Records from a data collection
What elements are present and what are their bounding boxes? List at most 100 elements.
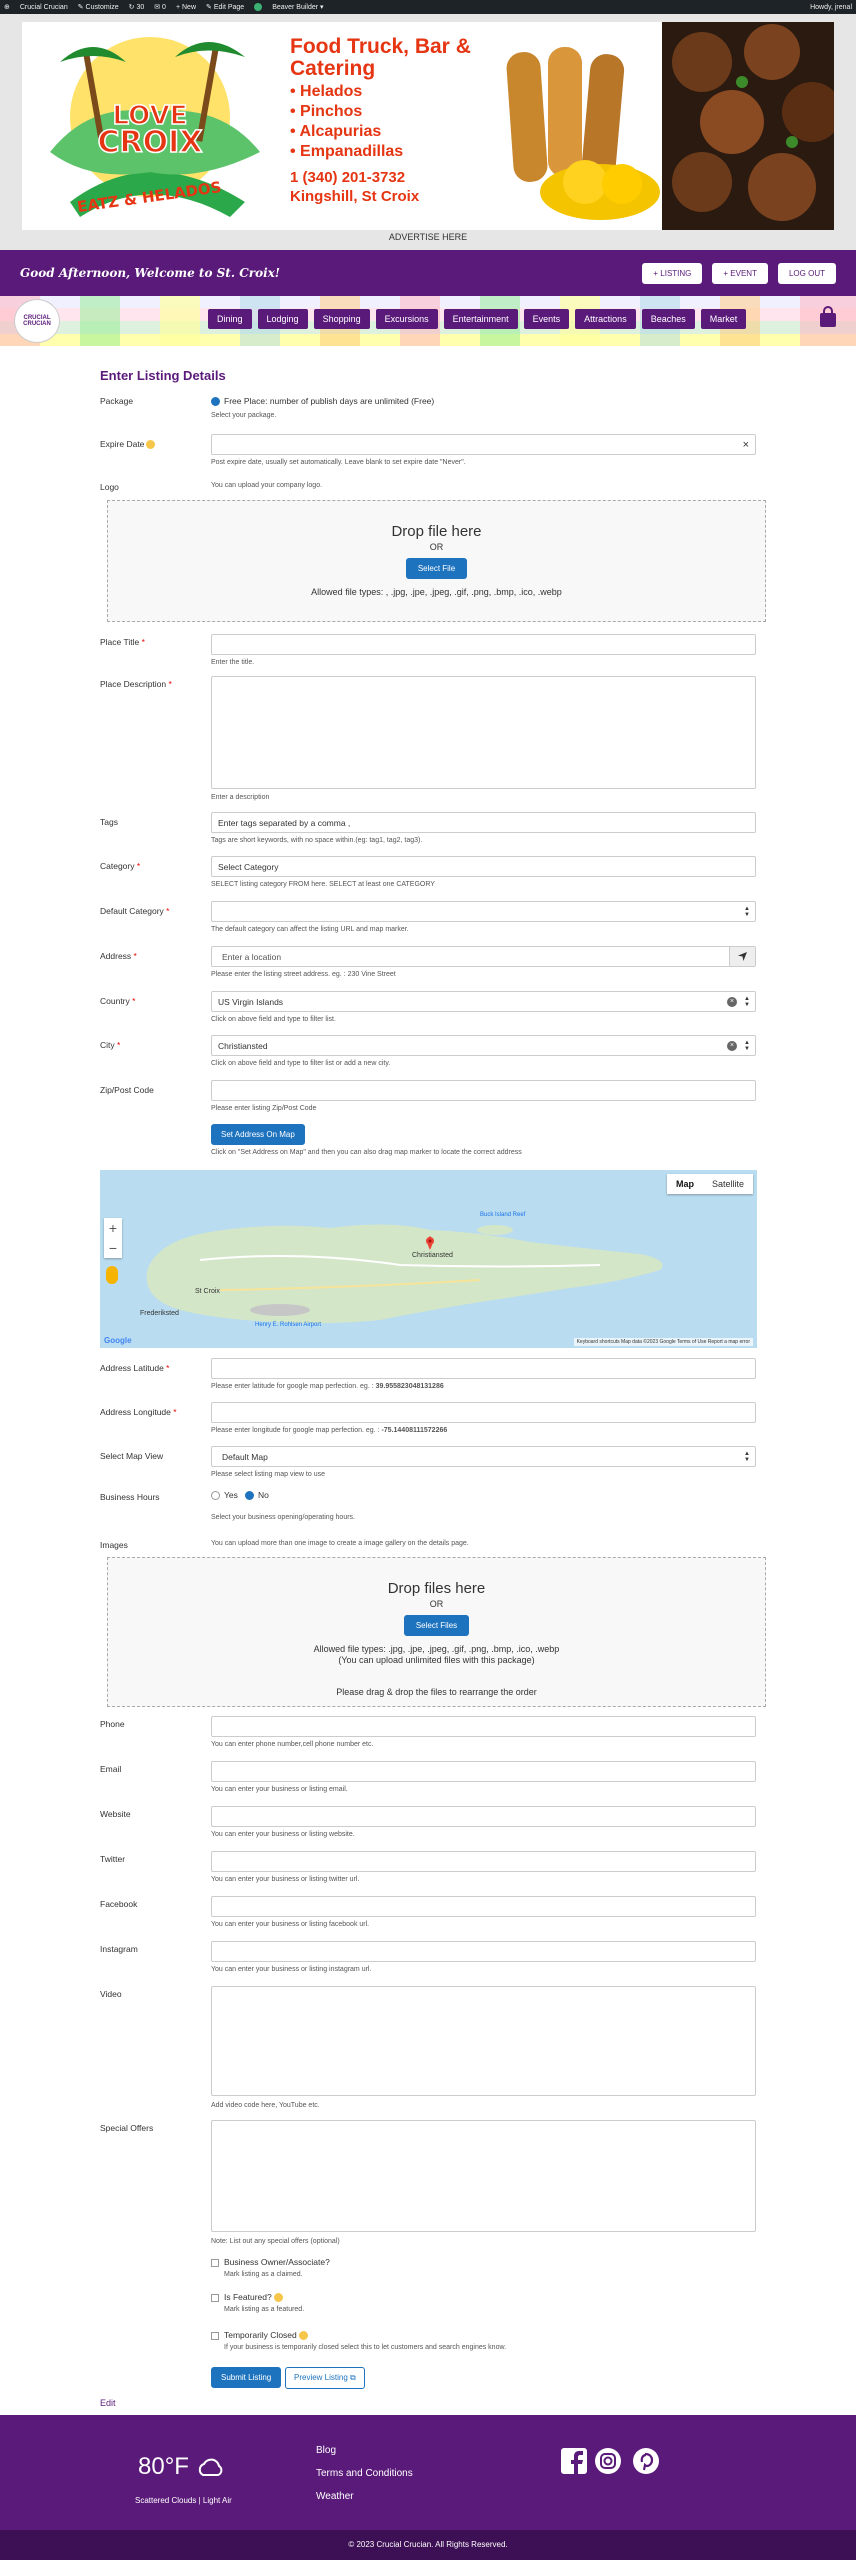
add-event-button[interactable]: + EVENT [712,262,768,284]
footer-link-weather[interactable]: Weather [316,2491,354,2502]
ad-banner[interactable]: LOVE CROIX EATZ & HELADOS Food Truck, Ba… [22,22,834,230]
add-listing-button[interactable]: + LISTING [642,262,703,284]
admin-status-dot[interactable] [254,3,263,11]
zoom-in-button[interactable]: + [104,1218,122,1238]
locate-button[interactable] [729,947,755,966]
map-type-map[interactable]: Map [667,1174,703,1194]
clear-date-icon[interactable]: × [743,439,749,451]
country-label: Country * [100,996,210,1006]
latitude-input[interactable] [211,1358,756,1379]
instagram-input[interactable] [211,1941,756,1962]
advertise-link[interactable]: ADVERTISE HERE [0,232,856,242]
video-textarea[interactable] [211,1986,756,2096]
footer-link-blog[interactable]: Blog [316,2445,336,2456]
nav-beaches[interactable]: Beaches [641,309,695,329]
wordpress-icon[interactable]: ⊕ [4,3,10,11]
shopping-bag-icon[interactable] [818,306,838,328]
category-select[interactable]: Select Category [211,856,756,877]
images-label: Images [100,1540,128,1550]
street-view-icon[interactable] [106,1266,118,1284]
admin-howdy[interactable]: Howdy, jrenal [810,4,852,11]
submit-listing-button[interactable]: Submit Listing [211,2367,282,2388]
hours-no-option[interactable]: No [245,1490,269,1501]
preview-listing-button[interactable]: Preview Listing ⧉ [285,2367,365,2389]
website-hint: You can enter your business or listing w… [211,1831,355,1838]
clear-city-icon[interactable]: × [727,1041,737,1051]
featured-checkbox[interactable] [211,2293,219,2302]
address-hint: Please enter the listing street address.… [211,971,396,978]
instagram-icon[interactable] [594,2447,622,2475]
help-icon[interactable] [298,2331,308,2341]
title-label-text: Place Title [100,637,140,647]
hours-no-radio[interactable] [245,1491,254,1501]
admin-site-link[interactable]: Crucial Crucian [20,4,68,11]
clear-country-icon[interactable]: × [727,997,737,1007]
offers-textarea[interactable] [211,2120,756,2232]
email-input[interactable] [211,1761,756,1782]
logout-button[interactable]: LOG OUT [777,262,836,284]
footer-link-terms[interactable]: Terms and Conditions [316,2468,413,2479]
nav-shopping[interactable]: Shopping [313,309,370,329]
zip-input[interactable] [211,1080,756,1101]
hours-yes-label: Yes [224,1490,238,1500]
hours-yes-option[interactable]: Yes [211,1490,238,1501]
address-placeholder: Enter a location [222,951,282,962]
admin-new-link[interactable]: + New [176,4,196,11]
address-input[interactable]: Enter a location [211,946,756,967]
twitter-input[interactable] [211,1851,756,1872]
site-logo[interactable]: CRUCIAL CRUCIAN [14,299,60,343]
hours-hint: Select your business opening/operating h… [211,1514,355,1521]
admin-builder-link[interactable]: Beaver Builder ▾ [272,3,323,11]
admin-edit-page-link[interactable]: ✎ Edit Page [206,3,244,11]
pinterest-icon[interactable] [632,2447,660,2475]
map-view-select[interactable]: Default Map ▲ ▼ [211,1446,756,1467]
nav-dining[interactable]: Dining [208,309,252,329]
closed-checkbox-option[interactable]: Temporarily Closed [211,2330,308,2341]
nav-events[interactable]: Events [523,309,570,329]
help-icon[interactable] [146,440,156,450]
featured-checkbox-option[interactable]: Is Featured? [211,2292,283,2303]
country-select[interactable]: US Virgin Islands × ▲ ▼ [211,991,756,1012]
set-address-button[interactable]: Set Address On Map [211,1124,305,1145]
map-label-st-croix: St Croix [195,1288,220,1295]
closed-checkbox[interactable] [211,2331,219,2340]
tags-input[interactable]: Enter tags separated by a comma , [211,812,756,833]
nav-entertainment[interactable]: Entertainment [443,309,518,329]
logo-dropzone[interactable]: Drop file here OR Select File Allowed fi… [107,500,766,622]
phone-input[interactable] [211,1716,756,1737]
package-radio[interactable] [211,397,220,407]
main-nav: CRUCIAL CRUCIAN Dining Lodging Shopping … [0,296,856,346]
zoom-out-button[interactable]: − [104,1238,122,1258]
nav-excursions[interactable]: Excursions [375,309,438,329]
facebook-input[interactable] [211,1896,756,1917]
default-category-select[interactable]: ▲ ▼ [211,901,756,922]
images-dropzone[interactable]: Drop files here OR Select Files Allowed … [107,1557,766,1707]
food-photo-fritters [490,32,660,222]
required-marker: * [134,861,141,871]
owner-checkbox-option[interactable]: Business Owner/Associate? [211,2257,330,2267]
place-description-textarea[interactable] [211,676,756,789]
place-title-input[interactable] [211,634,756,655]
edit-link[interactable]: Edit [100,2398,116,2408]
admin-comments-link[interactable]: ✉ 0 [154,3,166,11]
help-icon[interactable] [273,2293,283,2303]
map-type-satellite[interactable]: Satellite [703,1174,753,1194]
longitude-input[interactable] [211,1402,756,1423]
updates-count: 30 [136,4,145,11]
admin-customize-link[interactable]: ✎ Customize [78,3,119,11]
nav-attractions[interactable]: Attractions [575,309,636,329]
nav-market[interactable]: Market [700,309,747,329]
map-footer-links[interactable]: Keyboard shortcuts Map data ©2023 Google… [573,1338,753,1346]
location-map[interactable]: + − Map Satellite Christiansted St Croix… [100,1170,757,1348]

• Requirements
Copy the listing above word for word, line by line, but leave out the picture.

• Final answer
What elements are present and what are their bounding boxes? List at most 100 elements.
add-event-button[interactable]: + EVENT [712,262,768,284]
footer-link-weather[interactable]: Weather [316,2491,354,2502]
ad-banner[interactable]: LOVE CROIX EATZ & HELADOS Food Truck, Ba… [22,22,834,230]
add-listing-button[interactable]: + LISTING [642,262,703,284]
admin-status-dot[interactable] [254,3,263,11]
zoom-in-button[interactable]: + [104,1218,122,1238]
locate-button[interactable] [729,947,755,966]
map-type-map[interactable]: Map [667,1174,703,1194]
clear-date-icon[interactable]: × [743,439,749,451]
country-label: Country * [100,996,210,1006]
latitude-input[interactable] [211,1358,756,1379]
instagram-input[interactable] [211,1941,756,1962]
advertise-link[interactable]: ADVERTISE HERE [0,232,856,242]
video-textarea[interactable] [211,1986,756,2096]
footer-link-blog[interactable]: Blog [316,2445,336,2456]
nav-beaches[interactable]: Beaches [641,309,695,329]
wordpress-icon[interactable]: ⊕ [4,3,10,11]
shopping-bag-icon[interactable] [818,306,838,328]
category-select[interactable]: Select Category [211,856,756,877]
images-label: Images [100,1540,128,1550]
street-view-icon[interactable] [106,1266,118,1284]
admin-howdy[interactable]: Howdy, jrenal [810,4,852,11]
submit-listing-button[interactable]: Submit Listing [211,2367,282,2388]
hours-no-option[interactable]: No [245,1490,269,1501]
preview-listing-button[interactable]: Preview Listing ⧉ [285,2367,365,2389]
website-hint: You can enter your business or listing w… [211,1831,355,1838]
clear-city-icon[interactable]: × [727,1041,737,1051]
featured-checkbox[interactable] [211,2293,219,2302]
address-hint: Please enter the listing street address.… [211,971,396,978]
instagram-icon[interactable] [594,2447,622,2475]
help-icon[interactable] [298,2331,308,2341]
title-label-text: Place Title [100,637,140,647]
hours-no-radio[interactable] [245,1491,254,1501]
admin-site-link[interactable]: Crucial Crucian [20,4,68,11]
clear-country-icon[interactable]: × [727,997,737,1007]
offers-textarea[interactable] [211,2120,756,2232]
email-input[interactable] [211,1761,756,1782]
logout-button[interactable]: LOG OUT [777,262,836,284]
footer-link-terms[interactable]: Terms and Conditions [316,2468,413,2479]
nav-shopping[interactable]: Shopping [313,309,370,329]
zip-input[interactable] [211,1080,756,1101]
hours-yes-label: Yes [224,1490,238,1500]
hours-yes-option[interactable]: Yes [211,1490,238,1501]
address-placeholder: Enter a location [222,951,282,962]
admin-new-link[interactable]: + New [176,4,196,11]
address-input[interactable]: Enter a location [211,946,756,967]
twitter-input[interactable] [211,1851,756,1872]
site-logo[interactable]: CRUCIAL CRUCIAN [14,299,60,343]
hours-hint: Select your business opening/operating h… [211,1514,355,1521]
admin-builder-link[interactable]: Beaver Builder ▾ [272,3,323,11]
admin-edit-page-link[interactable]: ✎ Edit Page [206,3,244,11]
pinterest-icon[interactable] [632,2447,660,2475]
map-view-select[interactable]: Default Map ▲ ▼ [211,1446,756,1467]
nav-dining[interactable]: Dining [208,309,252,329]
closed-checkbox-option[interactable]: Temporarily Closed [211,2330,308,2341]
nav-events[interactable]: Events [523,309,570,329]
help-icon[interactable] [146,440,156,450]
featured-checkbox-option[interactable]: Is Featured? [211,2292,283,2303]
country-select[interactable]: US Virgin Islands × ▲ ▼ [211,991,756,1012]
set-address-button[interactable]: Set Address On Map [211,1124,305,1145]
map-label-st-croix: St Croix [195,1288,220,1295]
closed-checkbox[interactable] [211,2331,219,2340]
tags-input[interactable]: Enter tags separated by a comma , [211,812,756,833]
nav-entertainment[interactable]: Entertainment [443,309,518,329]
logo-dropzone[interactable]: Drop file here OR Select File Allowed fi… [107,500,766,622]
phone-input[interactable] [211,1716,756,1737]
package-radio[interactable] [211,397,220,407]
main-nav: CRUCIAL CRUCIAN Dining Lodging Shopping … [0,296,856,346]
zoom-out-button[interactable]: − [104,1238,122,1258]
nav-excursions[interactable]: Excursions [375,309,438,329]
facebook-input[interactable] [211,1896,756,1917]
default-category-select[interactable]: ▲ ▼ [211,901,756,922]
images-dropzone[interactable]: Drop files here OR Select Files Allowed … [107,1557,766,1707]
food-photo-fritters [490,32,660,222]
required-marker: * [134,861,141,871]
owner-checkbox-option[interactable]: Business Owner/Associate? [211,2257,330,2267]
place-description-textarea[interactable] [211,676,756,789]
place-title-input[interactable] [211,634,756,655]
edit-link[interactable]: Edit [100,2398,116,2408]
admin-comments-link[interactable]: ✉ 0 [154,3,166,11]
help-icon[interactable] [273,2293,283,2303]
map-type-satellite[interactable]: Satellite [703,1174,753,1194]
longitude-input[interactable] [211,1402,756,1423]
updates-count: 30 [136,4,145,11]
admin-customize-link[interactable]: ✎ Customize [78,3,119,11]
nav-attractions[interactable]: Attractions [575,309,636,329]
nav-market[interactable]: Market [700,309,747,329]
map-footer-links[interactable]: Keyboard shortcuts Map data ©2023 Google… [573,1338,753,1346]
location-map[interactable]: + − Map Satellite Christiansted St Croix… [100,1170,757,1348]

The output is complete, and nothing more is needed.